> **QUOTED PASSAGE**:
○ ○ ○ ○ ○ ○ ○
Slo-Mo is a terrific concept: a drug that slows the user’s perceptions to those of a sloth on mogadon that’s chilling out next to a bonfire in Cheech and Chong’s garden. If you get what I mean. Ma-Ma’s favourite punishment for those who fall out of favour is to have them shot up with Slo-Mo and thrown off the top storey. The journey down lasts a lifetime for them. Then ends very abruptly in the atrium. Which is where Dredd and Anderson came in.
Anderson’s quirk is that she’s telekinetic, an ability that’s only really delved into in one scene – but it’s a damn good scene, and certainly the most unusual method of interrogation you’re likely to find in a crime movie. Your average James Ellroy character probably wouldn’t even recognise it as an interrogation and wonder where the baton and the rolled up telephone directory had gone. It’s also conveniently forgotten about in a scene where someone jumps Anderson from behind and she never “sees” it coming.
Thirlby’s performance is effective: Anderson is essentially the human element of the film given that Dredd is basically a non-character (he dispenses justice, usually from the business end of the gun, and if the dude has a life outside of his job, the audience sure as hell aren’t told about it) and Ma-Ma and her less-than-merry band of miscreants are thoroughly and unrepentantly degenerate. Having said that, Urban inhabits Dredd totally – the mask means that he has to give an entire performance via his upper lip, and I can honestly say I’ve never seen upper-lip work of this magnitude before. Lena Headey, as I may have suggested earlier, is some kind of awesome.
Finally, though, a film like ‘Dredd’ lives or dies by how tense it is and how explosive the action. It hits a home run in both respects. To such an extent that it’s gleefully easy to overlook just how fucking fascist the whole thing is. There are probably councillors for hard right-wing parties who watch ‘Dredd’ as an instructional video.
Here’s hoping its already noteworthy DVD afterlife (like ‘Fight Club’ it seems to be finding its audience post-theatrical release) means that a sequel isn’t just a pipe-dream. Poster-boy for enhanced police powers he may be, but Urban’s take on Dredd is as definitive as Robert Downey Jnr’s personification of Tony Stark. Except without the Audi or the party girls.
2 comments:
What's especially disappointing about the film's theatrical failure is that it had terrific 3-D. Like, "restore your faith in 3-D as a meaningful cinematic tool and not just a gimmick" terrific. And that's simply not something that very many people will ever get to experience at home.
After watching the DVD, I checked out the special feature about how they utilised the 3D process. I almost wept in frustration at never having got to see 'Dredd' to its fullest effect.
○ ○ ○ ○ ○ ○ ○
> **MATERIAL SUPPLIED**:
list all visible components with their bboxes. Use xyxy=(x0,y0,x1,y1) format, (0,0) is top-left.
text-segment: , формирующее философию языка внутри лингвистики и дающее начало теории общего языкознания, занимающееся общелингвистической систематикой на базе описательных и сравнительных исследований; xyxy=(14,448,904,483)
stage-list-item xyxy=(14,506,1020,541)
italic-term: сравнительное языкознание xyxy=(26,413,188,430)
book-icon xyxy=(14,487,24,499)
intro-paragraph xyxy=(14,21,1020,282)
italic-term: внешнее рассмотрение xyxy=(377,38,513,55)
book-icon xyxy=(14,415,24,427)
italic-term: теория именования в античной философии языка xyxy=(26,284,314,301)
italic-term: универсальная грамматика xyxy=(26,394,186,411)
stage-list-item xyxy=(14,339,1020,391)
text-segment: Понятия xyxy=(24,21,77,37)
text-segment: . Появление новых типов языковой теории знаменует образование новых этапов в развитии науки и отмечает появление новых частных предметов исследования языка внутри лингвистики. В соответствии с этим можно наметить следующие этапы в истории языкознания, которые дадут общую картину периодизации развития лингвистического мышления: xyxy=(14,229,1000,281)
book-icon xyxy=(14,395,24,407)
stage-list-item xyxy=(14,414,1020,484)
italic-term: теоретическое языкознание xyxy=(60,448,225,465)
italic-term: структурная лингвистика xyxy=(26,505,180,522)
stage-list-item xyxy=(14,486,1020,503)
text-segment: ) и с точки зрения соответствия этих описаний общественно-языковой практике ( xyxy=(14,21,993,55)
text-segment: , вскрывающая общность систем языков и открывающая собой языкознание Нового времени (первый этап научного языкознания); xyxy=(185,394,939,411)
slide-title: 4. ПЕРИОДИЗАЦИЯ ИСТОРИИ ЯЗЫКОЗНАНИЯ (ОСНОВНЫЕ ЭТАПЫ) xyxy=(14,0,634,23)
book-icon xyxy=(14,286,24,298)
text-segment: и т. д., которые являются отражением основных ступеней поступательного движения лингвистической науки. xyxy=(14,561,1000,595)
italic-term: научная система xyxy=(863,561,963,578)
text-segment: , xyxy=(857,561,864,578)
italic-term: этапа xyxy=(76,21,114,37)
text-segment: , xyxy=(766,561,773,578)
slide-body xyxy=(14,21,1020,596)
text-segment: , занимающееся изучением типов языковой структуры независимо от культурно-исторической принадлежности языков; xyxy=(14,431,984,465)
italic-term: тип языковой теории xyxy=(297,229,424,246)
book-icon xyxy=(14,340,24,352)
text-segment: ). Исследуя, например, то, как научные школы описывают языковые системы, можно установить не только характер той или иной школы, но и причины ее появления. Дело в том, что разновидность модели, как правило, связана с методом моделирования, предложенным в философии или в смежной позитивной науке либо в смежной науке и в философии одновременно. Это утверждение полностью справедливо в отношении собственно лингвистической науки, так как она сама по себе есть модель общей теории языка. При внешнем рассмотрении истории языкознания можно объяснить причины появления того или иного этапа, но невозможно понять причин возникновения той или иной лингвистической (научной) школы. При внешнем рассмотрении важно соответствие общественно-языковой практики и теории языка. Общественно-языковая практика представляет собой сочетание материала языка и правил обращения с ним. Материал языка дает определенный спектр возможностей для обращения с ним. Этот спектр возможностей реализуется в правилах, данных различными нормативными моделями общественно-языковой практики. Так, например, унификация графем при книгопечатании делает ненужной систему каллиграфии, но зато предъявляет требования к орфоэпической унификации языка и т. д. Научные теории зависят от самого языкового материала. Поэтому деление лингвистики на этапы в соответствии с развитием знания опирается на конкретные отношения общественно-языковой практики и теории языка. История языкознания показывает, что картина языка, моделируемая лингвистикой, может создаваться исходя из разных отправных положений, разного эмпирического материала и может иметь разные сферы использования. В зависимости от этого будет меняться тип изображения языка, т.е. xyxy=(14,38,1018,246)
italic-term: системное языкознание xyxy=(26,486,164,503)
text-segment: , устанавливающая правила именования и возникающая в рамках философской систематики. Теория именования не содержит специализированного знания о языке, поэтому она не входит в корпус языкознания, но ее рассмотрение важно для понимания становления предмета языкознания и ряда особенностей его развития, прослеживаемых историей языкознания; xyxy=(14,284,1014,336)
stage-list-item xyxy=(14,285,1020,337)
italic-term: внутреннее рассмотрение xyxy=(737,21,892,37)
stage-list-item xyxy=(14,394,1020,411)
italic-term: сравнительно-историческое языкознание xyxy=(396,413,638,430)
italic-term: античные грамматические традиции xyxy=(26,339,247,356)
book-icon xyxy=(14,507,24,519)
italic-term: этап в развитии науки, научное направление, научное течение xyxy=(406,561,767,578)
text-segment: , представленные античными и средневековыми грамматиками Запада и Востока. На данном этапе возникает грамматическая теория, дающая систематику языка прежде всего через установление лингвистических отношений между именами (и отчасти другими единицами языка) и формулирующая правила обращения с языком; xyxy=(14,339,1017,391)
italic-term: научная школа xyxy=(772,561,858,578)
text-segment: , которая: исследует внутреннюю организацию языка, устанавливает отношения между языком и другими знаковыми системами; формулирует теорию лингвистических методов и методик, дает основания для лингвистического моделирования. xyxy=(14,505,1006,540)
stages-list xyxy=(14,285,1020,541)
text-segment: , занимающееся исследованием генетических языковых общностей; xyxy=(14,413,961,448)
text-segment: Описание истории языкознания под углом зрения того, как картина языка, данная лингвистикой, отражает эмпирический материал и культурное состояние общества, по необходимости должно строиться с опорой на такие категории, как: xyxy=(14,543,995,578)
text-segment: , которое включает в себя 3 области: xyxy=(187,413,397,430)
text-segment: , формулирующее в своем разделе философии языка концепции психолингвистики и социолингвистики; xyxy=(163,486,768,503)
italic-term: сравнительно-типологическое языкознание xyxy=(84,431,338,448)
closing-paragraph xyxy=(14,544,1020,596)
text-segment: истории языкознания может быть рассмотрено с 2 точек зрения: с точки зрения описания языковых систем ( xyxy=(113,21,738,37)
○ ○ ○ ○ ○ ○ ○
> **BRIEF**:
In the film review of 'Dredd', what is Ma-Ma's favorite punishment for people who lose her favor? The listing has no connection to the review.

> **COMPLETED TASK**:
She has them shot up with Slo-Mo and thrown off the top story.